--- start Provided data ---
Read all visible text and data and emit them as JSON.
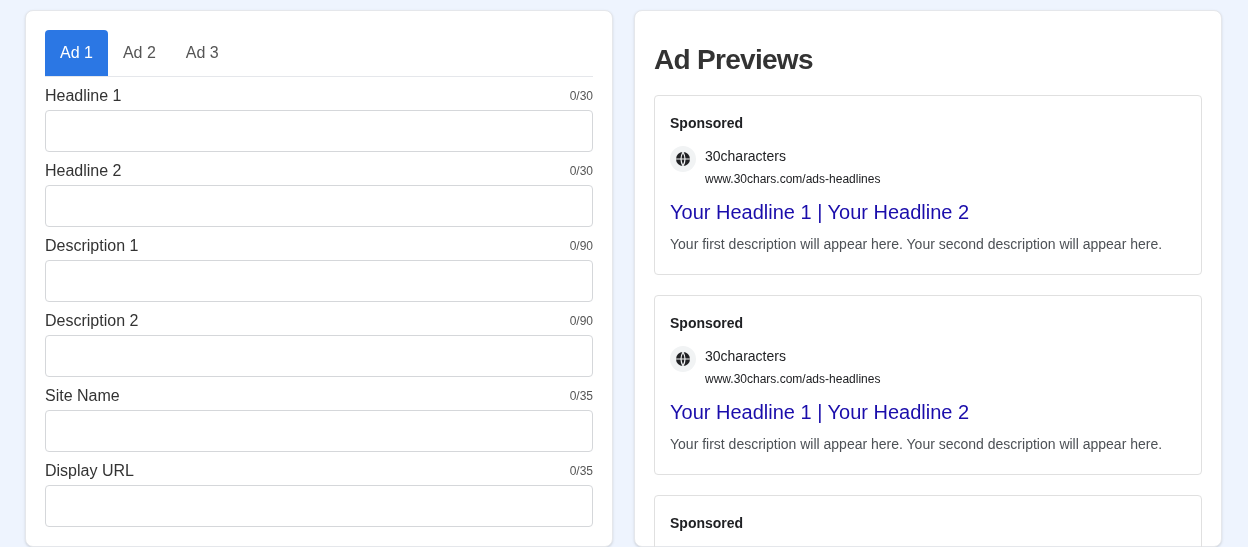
{
  "tabs": [
    {
      "label": "Ad 1",
      "selected": true
    },
    {
      "label": "Ad 2",
      "selected": false
    },
    {
      "label": "Ad 3",
      "selected": false
    }
  ],
  "fields": [
    {
      "label": "Headline 1",
      "count": "0/30"
    },
    {
      "label": "Headline 2",
      "count": "0/30"
    },
    {
      "label": "Description 1",
      "count": "0/90"
    },
    {
      "label": "Description 2",
      "count": "0/90"
    },
    {
      "label": "Site Name",
      "count": "0/35"
    },
    {
      "label": "Display URL",
      "count": "0/35"
    }
  ],
  "previews": {
    "title": "Ad Previews",
    "cards": [
      {
        "sponsored": "Sponsored",
        "site_name": "30characters",
        "url": "www.30chars.com/ads-headlines",
        "headline": "Your Headline 1 | Your Headline 2",
        "description": "Your first description will appear here. Your second description will appear here."
      },
      {
        "sponsored": "Sponsored",
        "site_name": "30characters",
        "url": "www.30chars.com/ads-headlines",
        "headline": "Your Headline 1 | Your Headline 2",
        "description": "Your first description will appear here. Your second description will appear here."
      },
      {
        "sponsored": "Sponsored"
      }
    ]
  }
}
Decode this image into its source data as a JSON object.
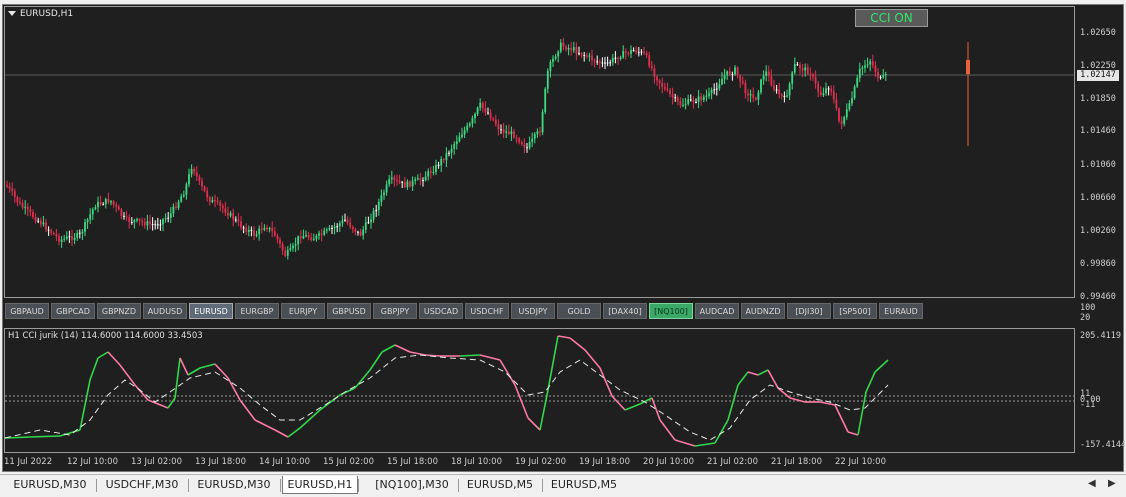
{
  "chart": {
    "title": "EURUSD,H1",
    "cci_button": "CCI ON",
    "price_labels": [
      "1.02650",
      "1.02250",
      "1.01850",
      "1.01460",
      "1.01060",
      "1.00660",
      "1.00260",
      "0.99860",
      "0.99460"
    ],
    "current_price": "1.02147",
    "colors": {
      "bull": "#3ddc84",
      "bear": "#e0304e",
      "neutral": "#ffffff",
      "cci_up": "#32d74b",
      "cci_down": "#ff7aa2"
    }
  },
  "symbol_buttons": [
    "GBPAUD",
    "GBPCAD",
    "GBPNZD",
    "AUDUSD",
    "EURUSD",
    "EURGBP",
    "EURJPY",
    "GBPUSD",
    "GBPJPY",
    "USDCAD",
    "USDCHF",
    "USDJPY",
    "GOLD",
    "[DAX40]",
    "[NQ100]",
    "AUDCAD",
    "AUDNZD",
    "[DJI30]",
    "[SP500]",
    "EURAUD"
  ],
  "active_symbol": "EURUSD",
  "highlight_symbol": "[NQ100]",
  "indicator": {
    "title": "H1  CCI jurik (14) 114.6000 114.6000 33.4503",
    "side_labels": [
      "100",
      "20"
    ],
    "axis_labels": [
      "205.4119",
      "11",
      "0.00",
      "-11",
      "-157.4144"
    ]
  },
  "time_labels": [
    "11 Jul 2022",
    "12 Jul 10:00",
    "13 Jul 02:00",
    "13 Jul 18:00",
    "14 Jul 10:00",
    "15 Jul 02:00",
    "15 Jul 18:00",
    "18 Jul 10:00",
    "19 Jul 02:00",
    "19 Jul 18:00",
    "20 Jul 10:00",
    "21 Jul 02:00",
    "21 Jul 18:00",
    "22 Jul 10:00"
  ],
  "tabs": [
    "EURUSD,M30",
    "USDCHF,M30",
    "EURUSD,M30",
    "EURUSD,H1",
    "[NQ100],M30",
    "EURUSD,M5",
    "EURUSD,M5"
  ],
  "active_tab": "EURUSD,H1"
}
--- end Provided data ---
## Exercise details
Retype each entry precisely. Skip images entirely.

## Task result
Read all visible text and data and emit them as JSON.
{
  "tabs": [
    {
      "label": "Ad 1",
      "selected": true
    },
    {
      "label": "Ad 2",
      "selected": false
    },
    {
      "label": "Ad 3",
      "selected": false
    }
  ],
  "fields": [
    {
      "label": "Headline 1",
      "count": "0/30"
    },
    {
      "label": "Headline 2",
      "count": "0/30"
    },
    {
      "label": "Description 1",
      "count": "0/90"
    },
    {
      "label": "Description 2",
      "count": "0/90"
    },
    {
      "label": "Site Name",
      "count": "0/35"
    },
    {
      "label": "Display URL",
      "count": "0/35"
    }
  ],
  "previews": {
    "title": "Ad Previews",
    "cards": [
      {
        "sponsored": "Sponsored",
        "site_name": "30characters",
        "url": "www.30chars.com/ads-headlines",
        "headline": "Your Headline 1 | Your Headline 2",
        "description": "Your first description will appear here. Your second description will appear here."
      },
      {
        "sponsored": "Sponsored",
        "site_name": "30characters",
        "url": "www.30chars.com/ads-headlines",
        "headline": "Your Headline 1 | Your Headline 2",
        "description": "Your first description will appear here. Your second description will appear here."
      },
      {
        "sponsored": "Sponsored"
      }
    ]
  }
}
Decode this image into its source data as a JSON object.
{
  "chart": {
    "title": "EURUSD,H1",
    "cci_button": "CCI ON",
    "price_labels": [
      "1.02650",
      "1.02250",
      "1.01850",
      "1.01460",
      "1.01060",
      "1.00660",
      "1.00260",
      "0.99860",
      "0.99460"
    ],
    "current_price": "1.02147",
    "colors": {
      "bull": "#3ddc84",
      "bear": "#e0304e",
      "neutral": "#ffffff",
      "cci_up": "#32d74b",
      "cci_down": "#ff7aa2"
    }
  },
  "symbol_buttons": [
    "GBPAUD",
    "GBPCAD",
    "GBPNZD",
    "AUDUSD",
    "EURUSD",
    "EURGBP",
    "EURJPY",
    "GBPUSD",
    "GBPJPY",
    "USDCAD",
    "USDCHF",
    "USDJPY",
    "GOLD",
    "[DAX40]",
    "[NQ100]",
    "AUDCAD",
    "AUDNZD",
    "[DJI30]",
    "[SP500]",
    "EURAUD"
  ],
  "active_symbol": "EURUSD",
  "highlight_symbol": "[NQ100]",
  "indicator": {
    "title": "H1  CCI jurik (14) 114.6000 114.6000 33.4503",
    "side_labels": [
      "100",
      "20"
    ],
    "axis_labels": [
      "205.4119",
      "11",
      "0.00",
      "-11",
      "-157.4144"
    ]
  },
  "time_labels": [
    "11 Jul 2022",
    "12 Jul 10:00",
    "13 Jul 02:00",
    "13 Jul 18:00",
    "14 Jul 10:00",
    "15 Jul 02:00",
    "15 Jul 18:00",
    "18 Jul 10:00",
    "19 Jul 02:00",
    "19 Jul 18:00",
    "20 Jul 10:00",
    "21 Jul 02:00",
    "21 Jul 18:00",
    "22 Jul 10:00"
  ],
  "tabs": [
    "EURUSD,M30",
    "USDCHF,M30",
    "EURUSD,M30",
    "EURUSD,H1",
    "[NQ100],M30",
    "EURUSD,M5",
    "EURUSD,M5"
  ],
  "active_tab": "EURUSD,H1"
}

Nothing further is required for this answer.